Extract to read -
The other node has the exactly same output as node1 except its SCSNODE is HWNOD2 not HWNOD1.

I have done two test. When HWNOD1 shutdowns, HWNOD2 will hang. When HWNOD2 shutdowns,HWNOD1 will hangs two.

Now this cluster has set the expected_votes to 2, and it has 1 quorum disk.

Is that correct?

I found the cluster can't add more quorum disk, when I use command "@sys$manager:cluster_config" to enable more quorum disk, the quorum disk set before will disappear.

BR

TONG

Steven Schweda · ‎09-20-2016

> The other node has the exactly same output as node1 except its SCSNODE
> is HWNOD2 not HWNOD1.

I'd prefer to see the actual output, and make my own comparison.

> Now this cluster has set the expected_votes to 2, and it has 1 quorum
> disk.

Supplied records -

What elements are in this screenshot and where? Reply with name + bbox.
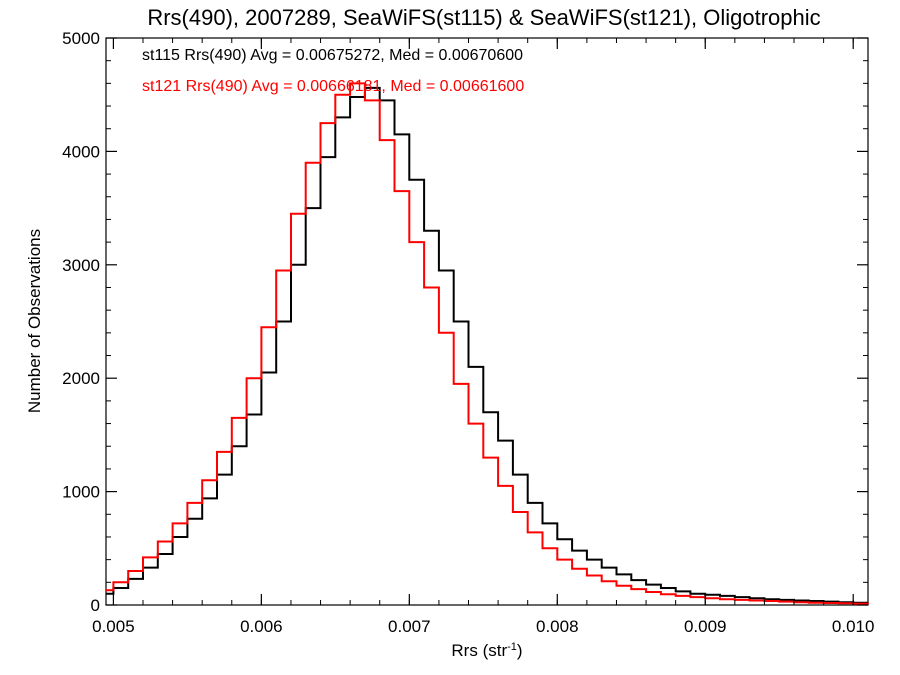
y-tick-label: 5000 (62, 29, 100, 48)
x-axis-label: Rrs (str-1) (451, 641, 522, 660)
legend-st121: st121 Rrs(490) Avg = 0.00666181, Med = 0… (142, 78, 524, 95)
series-line-st115 (106, 86, 868, 604)
y-tick-label: 1000 (62, 483, 100, 502)
y-axis-ticks: 0 1000 2000 3000 4000 5000 (62, 29, 868, 615)
x-axis-label-close: ) (517, 641, 523, 660)
series-line-st121 (106, 82, 869, 605)
x-axis-label-main: Rrs (str (451, 641, 507, 660)
plot-area: 0.005 0.006 0.007 0.008 0.009 0.010 0 1000 2000… (62, 29, 874, 636)
chart-title: Rrs(490), 2007289, SeaWiFS(st115) & SeaW… (147, 5, 820, 30)
y-tick-label: 2000 (62, 369, 100, 388)
legend-st115: st115 Rrs(490) Avg = 0.00675272, Med = 0… (142, 47, 523, 64)
legend: st115 Rrs(490) Avg = 0.00675272, Med = 0… (142, 47, 524, 95)
y-tick-label: 3000 (62, 256, 100, 275)
x-axis-ticks: 0.005 0.006 0.007 0.008 0.009 0.010 (92, 38, 874, 636)
x-tick-label: 0.005 (92, 617, 135, 636)
x-tick-label: 0.009 (684, 617, 727, 636)
x-tick-label: 0.008 (536, 617, 579, 636)
x-axis-label-sup: -1 (507, 641, 517, 653)
x-tick-label: 0.010 (832, 617, 875, 636)
series-layer (106, 82, 869, 605)
y-axis-label: Number of Observations (25, 229, 44, 413)
y-tick-label: 4000 (62, 142, 100, 161)
x-tick-label: 0.006 (240, 617, 283, 636)
x-tick-label: 0.007 (388, 617, 431, 636)
y-tick-label: 0 (91, 596, 100, 615)
plot-frame (105, 37, 869, 606)
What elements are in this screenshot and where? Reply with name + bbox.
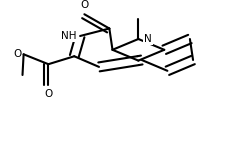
Text: O: O <box>13 49 21 59</box>
Text: N: N <box>144 34 152 44</box>
Text: NH: NH <box>61 31 77 41</box>
Text: O: O <box>80 0 88 10</box>
Text: O: O <box>44 89 52 99</box>
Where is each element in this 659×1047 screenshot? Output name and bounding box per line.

Written task A - Give the record lines from the one containing "y-tick-label: 5000 (62, 29, 100, 48)" through the one containing "legend: st115 Rrs(490)", inclusive, as a JSON list of strings with one string per line.
Written task B - Continue the forum thread about the cluster hanging when one node shuts down.

Task result A -
[
  "y-tick-label: 5000 (62, 29, 100, 48)",
  "x-axis-label: Rrs (str-1) (451, 641, 522, 660)",
  "legend-st121: st121 Rrs(490) Avg = 0.00666181, Med = 0… (142, 78, 524, 95)",
  "series-line-st115 (106, 86, 868, 604)",
  "y-tick-label: 1000 (62, 483, 100, 502)",
  "y-axis-ticks: 0 1000 2000 3000 4000 5000 (62, 29, 868, 615)",
  "x-axis-label-close: ) (517, 641, 523, 660)",
  "series-line-st121 (106, 82, 869, 605)",
  "x-axis-label-main: Rrs (str (451, 641, 507, 660)",
  "plot-area: 0.005 0.006 0.007 0.008 0.009 0.010 0 1000 2000… (62, 29, 874, 636)",
  "chart-title: Rrs(490), 2007289, SeaWiFS(st115) & SeaW… (147, 5, 820, 30)",
  "y-tick-label: 2000 (62, 369, 100, 388)",
  "legend-st115: st115 Rrs(490) Avg = 0.00675272, Med = 0… (142, 47, 523, 64)",
  "legend: st115 Rrs(490) Avg = 0.00675272, Med = 0… (142, 47, 524, 95)"
]

Task result B -
If each of the two nodes has one vote, and the quorum disk has one
vote, then I'd expect EXPECTED_VOTES to be three. The quorum would be
two, so either node plus the quorum disk would, together, have two
votes, which would satisfy the quorum requirement. As Mike Kier said in
your 6898169 thread:

> Your system should have EXPECTED_VOTES = 3 and a QUORUM of 2 with each
> node having a VOTE of 1, unless there is some compelling reason
> otherwise.

> I found the cluster can't add more quorum disk, [...]

Having more than one quorum disk would cause more trouble than it
would solve. The "OpenVMS Cluster Systems" manual explains quorums and
"a" (or "the") quorum disk:

Rules: Each OpenVMS Cluster system can include only one quorum
disk. [...]

Also:

o To permit recovery from failure conditions, the quorum disk
must be mounted by all disk watchers.

o The OpenVMS Cluster can include only one quorum disk.

Are you mounting the quorum disk on each of the cluster member systems?

Have you looked at the "OpenVMS Cluster Systems" manual?
http://h20565.www2.hpe.com/hpsc/doc/public/display?docId=emr_na-c04623183

albert000 · ‎09-20-2016

Dear:

I have checked the cluster released by OpenVMS and HDS, and found the quorum disk is only used in 2-nodes cluster. and only 1 quorum disk is recommended.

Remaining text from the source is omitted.